(Stored data)
========
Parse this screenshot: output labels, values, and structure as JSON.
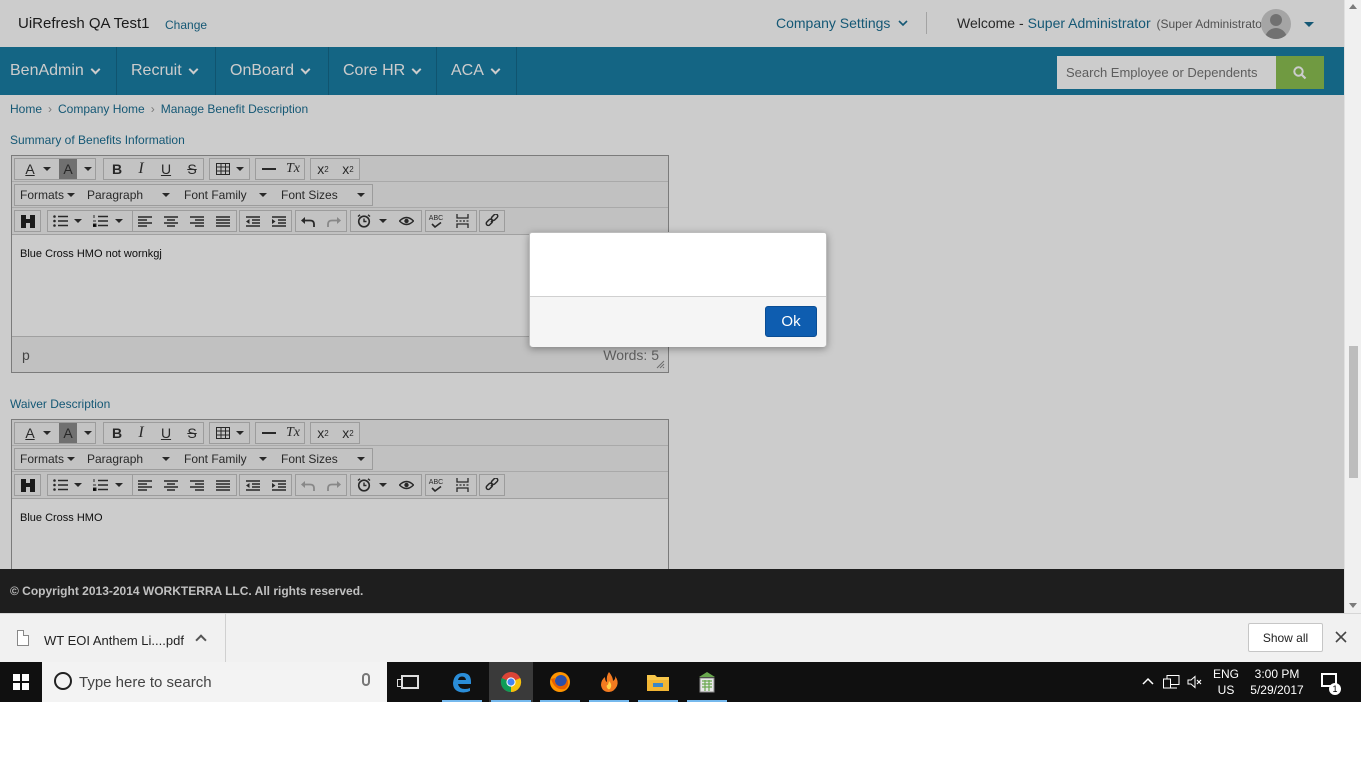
{
  "header": {
    "app_title": "UiRefresh QA Test1",
    "change_label": "Change",
    "company_settings": "Company Settings",
    "welcome_label": "Welcome -",
    "user_name": "Super Administrator",
    "user_role": "(Super Administrator)"
  },
  "nav": {
    "items": [
      "BenAdmin",
      "Recruit",
      "OnBoard",
      "Core HR",
      "ACA"
    ],
    "search_placeholder": "Search Employee or Dependents"
  },
  "breadcrumb": [
    "Home",
    "Company Home",
    "Manage Benefit Description"
  ],
  "editors": [
    {
      "label": "Summary of Benefits Information",
      "content": "Blue Cross HMO not wornkgj",
      "status_path": "p",
      "word_count": "Words: 5"
    },
    {
      "label": "Waiver Description",
      "content": "Blue Cross HMO"
    }
  ],
  "toolbar": {
    "formats": "Formats",
    "paragraph": "Paragraph",
    "font_family": "Font Family",
    "font_sizes": "Font Sizes",
    "bold": "B",
    "italic": "I",
    "underline": "U",
    "strike": "S",
    "font_color": "A",
    "clear_format": "Tx",
    "subscript": "x",
    "superscript": "x",
    "sub_mark": "2",
    "sup_mark": "2",
    "spell": "ABC"
  },
  "dialog": {
    "message": "",
    "ok_label": "Ok"
  },
  "footer": {
    "copyright": "© Copyright 2013-2014 WORKTERRA LLC. All rights reserved."
  },
  "download_bar": {
    "file_name": "WT EOI Anthem Li....pdf",
    "show_all": "Show all"
  },
  "taskbar": {
    "search_placeholder": "Type here to search",
    "language_line1": "ENG",
    "language_line2": "US",
    "time": "3:00 PM",
    "date": "5/29/2017",
    "notification_count": "1"
  },
  "colors": {
    "nav_bg": "#1a7fa6",
    "link": "#1b6f93",
    "search_button": "#8cc152",
    "ok_button": "#0e5db0",
    "footer_bg": "#262626"
  }
}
========
Copy every line from the entries that contains the word "Administrator".

## The response
    "user_name": "Super Administrator",
    "user_role": "(Super Administrator)"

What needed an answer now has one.